(Records excerpted from a collection)

---

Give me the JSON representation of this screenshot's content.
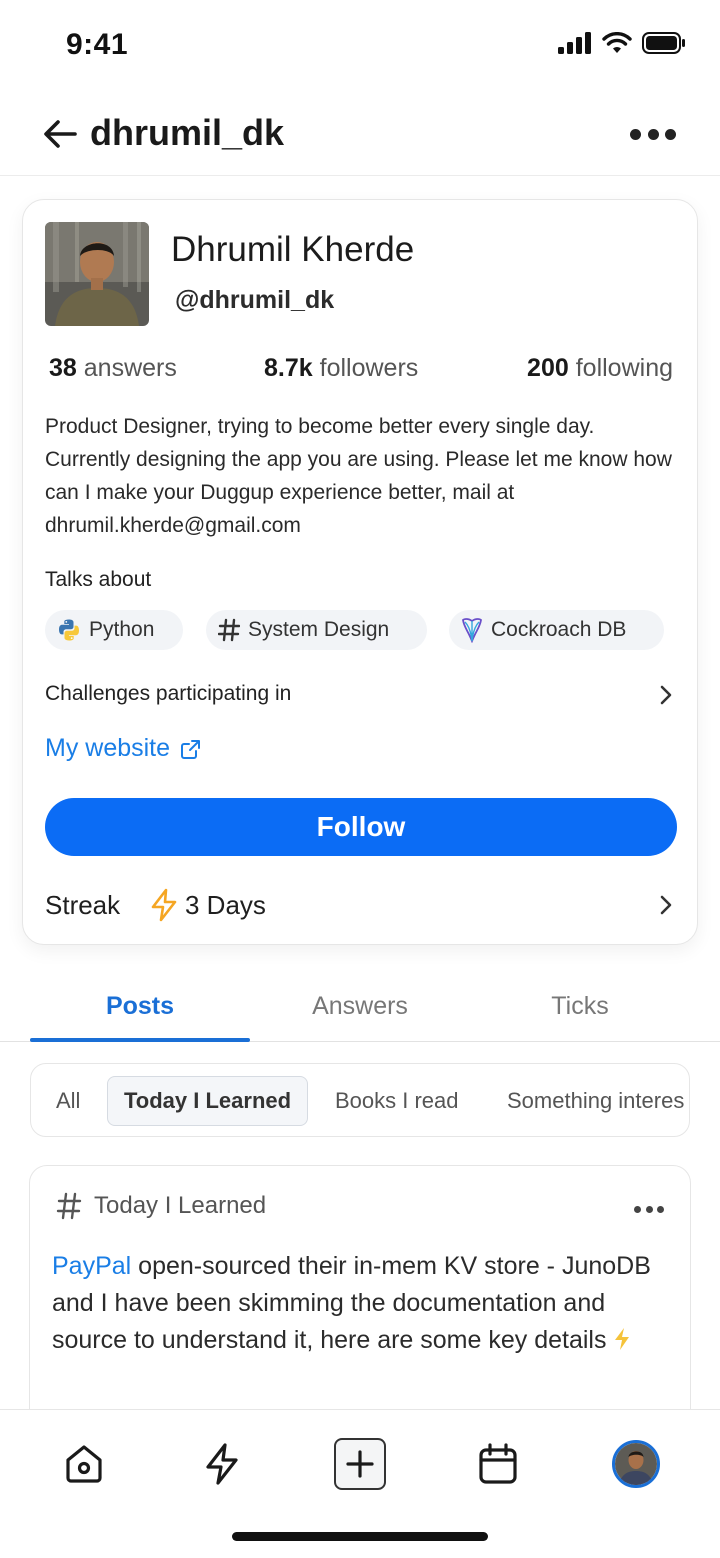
{
  "status_bar": {
    "time": "9:41",
    "icons": [
      "signal-icon",
      "wifi-icon",
      "battery-icon"
    ]
  },
  "header": {
    "title": "dhrumil_dk",
    "back_icon": "arrow-left-icon",
    "more_icon": "more-horizontal-icon"
  },
  "profile": {
    "name": "Dhrumil Kherde",
    "handle": "@dhrumil_dk",
    "stats": {
      "answers_count": "38",
      "answers_label": "answers",
      "followers_count": "8.7k",
      "followers_label": "followers",
      "following_count": "200",
      "following_label": "following"
    },
    "bio": "Product Designer, trying to become better every single day. Currently designing the app you are using. Please let me know how can I make your Duggup experience better, mail at dhrumil.kherde@gmail.com",
    "talks_about_label": "Talks about",
    "topics": [
      {
        "label": "Python",
        "icon": "python-icon"
      },
      {
        "label": "System Design",
        "icon": "hash-icon"
      },
      {
        "label": "Cockroach DB",
        "icon": "cockroachdb-icon"
      }
    ],
    "challenges_label": "Challenges participating in",
    "website_label": "My website",
    "follow_label": "Follow",
    "streak_label": "Streak",
    "streak_value": "3 Days"
  },
  "tabs": [
    {
      "label": "Posts",
      "active": true
    },
    {
      "label": "Answers",
      "active": false
    },
    {
      "label": "Ticks",
      "active": false
    }
  ],
  "filters": [
    {
      "label": "All",
      "selected": false
    },
    {
      "label": "Today I Learned",
      "selected": true
    },
    {
      "label": "Books I read",
      "selected": false
    },
    {
      "label": "Something interes",
      "selected": false
    }
  ],
  "post": {
    "category": "Today I Learned",
    "link_text": "PayPal",
    "body": " open-sourced their in-mem KV store - JunoDB and I have been skimming the documentation and source to understand it, here are some key details"
  },
  "bottom_nav": [
    "home-icon",
    "bolt-icon",
    "add-icon",
    "calendar-icon",
    "profile-avatar"
  ],
  "colors": {
    "accent": "#0b6cf5",
    "link": "#1a7ee6",
    "streak": "#f5a623"
  }
}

---

SHORT PROBLEM | Copy every line of the data word for word, omitting the images.

RESPONSE TO THE EXERCISE |
Give me the JSON representation of this screenshot's content.
{
  "status_bar": {
    "time": "9:41",
    "icons": [
      "signal-icon",
      "wifi-icon",
      "battery-icon"
    ]
  },
  "header": {
    "title": "dhrumil_dk",
    "back_icon": "arrow-left-icon",
    "more_icon": "more-horizontal-icon"
  },
  "profile": {
    "name": "Dhrumil Kherde",
    "handle": "@dhrumil_dk",
    "stats": {
      "answers_count": "38",
      "answers_label": "answers",
      "followers_count": "8.7k",
      "followers_label": "followers",
      "following_count": "200",
      "following_label": "following"
    },
    "bio": "Product Designer, trying to become better every single day. Currently designing the app you are using. Please let me know how can I make your Duggup experience better, mail at dhrumil.kherde@gmail.com",
    "talks_about_label": "Talks about",
    "topics": [
      {
        "label": "Python",
        "icon": "python-icon"
      },
      {
        "label": "System Design",
        "icon": "hash-icon"
      },
      {
        "label": "Cockroach DB",
        "icon": "cockroachdb-icon"
      }
    ],
    "challenges_label": "Challenges participating in",
    "website_label": "My website",
    "follow_label": "Follow",
    "streak_label": "Streak",
    "streak_value": "3 Days"
  },
  "tabs": [
    {
      "label": "Posts",
      "active": true
    },
    {
      "label": "Answers",
      "active": false
    },
    {
      "label": "Ticks",
      "active": false
    }
  ],
  "filters": [
    {
      "label": "All",
      "selected": false
    },
    {
      "label": "Today I Learned",
      "selected": true
    },
    {
      "label": "Books I read",
      "selected": false
    },
    {
      "label": "Something interes",
      "selected": false
    }
  ],
  "post": {
    "category": "Today I Learned",
    "link_text": "PayPal",
    "body": " open-sourced their in-mem KV store - JunoDB and I have been skimming the documentation and source to understand it, here are some key details"
  },
  "bottom_nav": [
    "home-icon",
    "bolt-icon",
    "add-icon",
    "calendar-icon",
    "profile-avatar"
  ],
  "colors": {
    "accent": "#0b6cf5",
    "link": "#1a7ee6",
    "streak": "#f5a623"
  }
}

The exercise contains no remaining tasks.